Stored entries:
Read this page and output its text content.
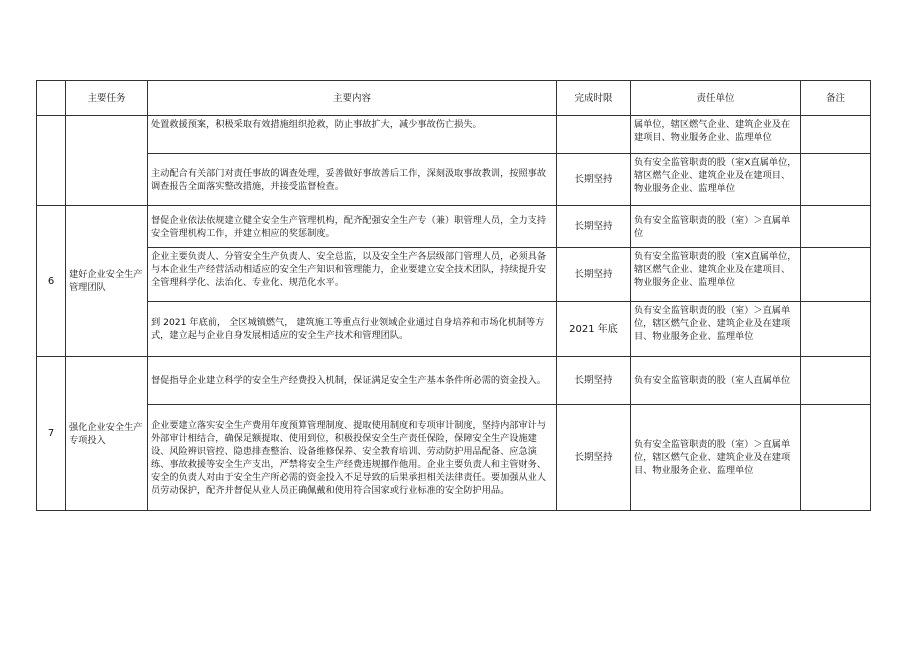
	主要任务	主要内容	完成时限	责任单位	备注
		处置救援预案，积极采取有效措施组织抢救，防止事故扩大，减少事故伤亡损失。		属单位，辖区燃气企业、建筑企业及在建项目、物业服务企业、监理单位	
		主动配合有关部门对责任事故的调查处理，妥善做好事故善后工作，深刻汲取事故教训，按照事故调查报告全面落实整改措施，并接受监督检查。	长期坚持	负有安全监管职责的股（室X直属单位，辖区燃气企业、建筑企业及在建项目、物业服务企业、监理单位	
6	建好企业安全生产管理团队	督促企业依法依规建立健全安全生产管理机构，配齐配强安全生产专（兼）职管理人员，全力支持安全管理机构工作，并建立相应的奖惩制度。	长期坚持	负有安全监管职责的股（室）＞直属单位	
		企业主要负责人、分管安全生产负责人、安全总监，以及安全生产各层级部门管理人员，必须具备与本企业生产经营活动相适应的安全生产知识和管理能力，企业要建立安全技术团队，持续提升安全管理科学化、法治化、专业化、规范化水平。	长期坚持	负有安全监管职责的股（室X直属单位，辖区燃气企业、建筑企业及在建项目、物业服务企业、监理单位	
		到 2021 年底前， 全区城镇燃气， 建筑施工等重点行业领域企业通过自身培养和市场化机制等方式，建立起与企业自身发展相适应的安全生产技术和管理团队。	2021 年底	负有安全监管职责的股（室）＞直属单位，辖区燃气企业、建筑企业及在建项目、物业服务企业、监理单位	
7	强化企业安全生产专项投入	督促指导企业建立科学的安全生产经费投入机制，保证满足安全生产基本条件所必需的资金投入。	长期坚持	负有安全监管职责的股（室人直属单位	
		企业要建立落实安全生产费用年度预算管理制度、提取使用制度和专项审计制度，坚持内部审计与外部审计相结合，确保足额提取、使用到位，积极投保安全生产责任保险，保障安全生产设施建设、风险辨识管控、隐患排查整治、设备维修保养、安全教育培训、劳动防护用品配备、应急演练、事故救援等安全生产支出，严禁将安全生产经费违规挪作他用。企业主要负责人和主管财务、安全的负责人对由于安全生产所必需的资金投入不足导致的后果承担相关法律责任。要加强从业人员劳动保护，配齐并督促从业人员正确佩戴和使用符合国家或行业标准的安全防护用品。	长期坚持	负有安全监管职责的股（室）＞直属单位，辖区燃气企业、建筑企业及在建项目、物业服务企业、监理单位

--

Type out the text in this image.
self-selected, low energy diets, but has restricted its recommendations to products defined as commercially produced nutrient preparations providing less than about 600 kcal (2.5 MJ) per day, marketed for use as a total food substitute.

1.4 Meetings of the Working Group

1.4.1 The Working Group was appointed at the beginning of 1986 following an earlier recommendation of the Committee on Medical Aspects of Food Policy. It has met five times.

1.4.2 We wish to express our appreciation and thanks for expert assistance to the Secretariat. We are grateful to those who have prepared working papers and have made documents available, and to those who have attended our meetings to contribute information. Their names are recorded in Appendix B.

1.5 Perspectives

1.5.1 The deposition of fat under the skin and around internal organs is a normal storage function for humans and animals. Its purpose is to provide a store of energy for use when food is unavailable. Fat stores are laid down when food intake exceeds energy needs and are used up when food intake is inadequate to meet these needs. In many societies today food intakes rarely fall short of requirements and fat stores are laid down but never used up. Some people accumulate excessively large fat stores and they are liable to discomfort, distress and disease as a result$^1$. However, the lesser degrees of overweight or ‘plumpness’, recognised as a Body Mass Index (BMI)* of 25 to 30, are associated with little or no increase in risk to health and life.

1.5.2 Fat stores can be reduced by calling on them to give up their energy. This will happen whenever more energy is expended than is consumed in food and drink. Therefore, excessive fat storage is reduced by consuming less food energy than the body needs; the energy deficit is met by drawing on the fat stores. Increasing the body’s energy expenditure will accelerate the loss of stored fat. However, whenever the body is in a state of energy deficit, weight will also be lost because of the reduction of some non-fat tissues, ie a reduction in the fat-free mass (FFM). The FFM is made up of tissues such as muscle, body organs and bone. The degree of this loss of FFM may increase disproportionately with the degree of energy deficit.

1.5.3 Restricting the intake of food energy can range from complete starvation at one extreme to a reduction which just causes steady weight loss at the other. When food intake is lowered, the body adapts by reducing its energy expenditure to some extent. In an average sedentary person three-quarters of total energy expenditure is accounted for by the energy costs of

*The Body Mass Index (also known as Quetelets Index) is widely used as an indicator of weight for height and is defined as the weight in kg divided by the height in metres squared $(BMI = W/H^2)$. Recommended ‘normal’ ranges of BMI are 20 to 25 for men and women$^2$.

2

◆ **AIM OF THE EXERCISE**: Find how many of the lines above have the word "负有安全监管职责的股" in them. State only that number.

◆ **REPLY TO THE EXERCISE**: 6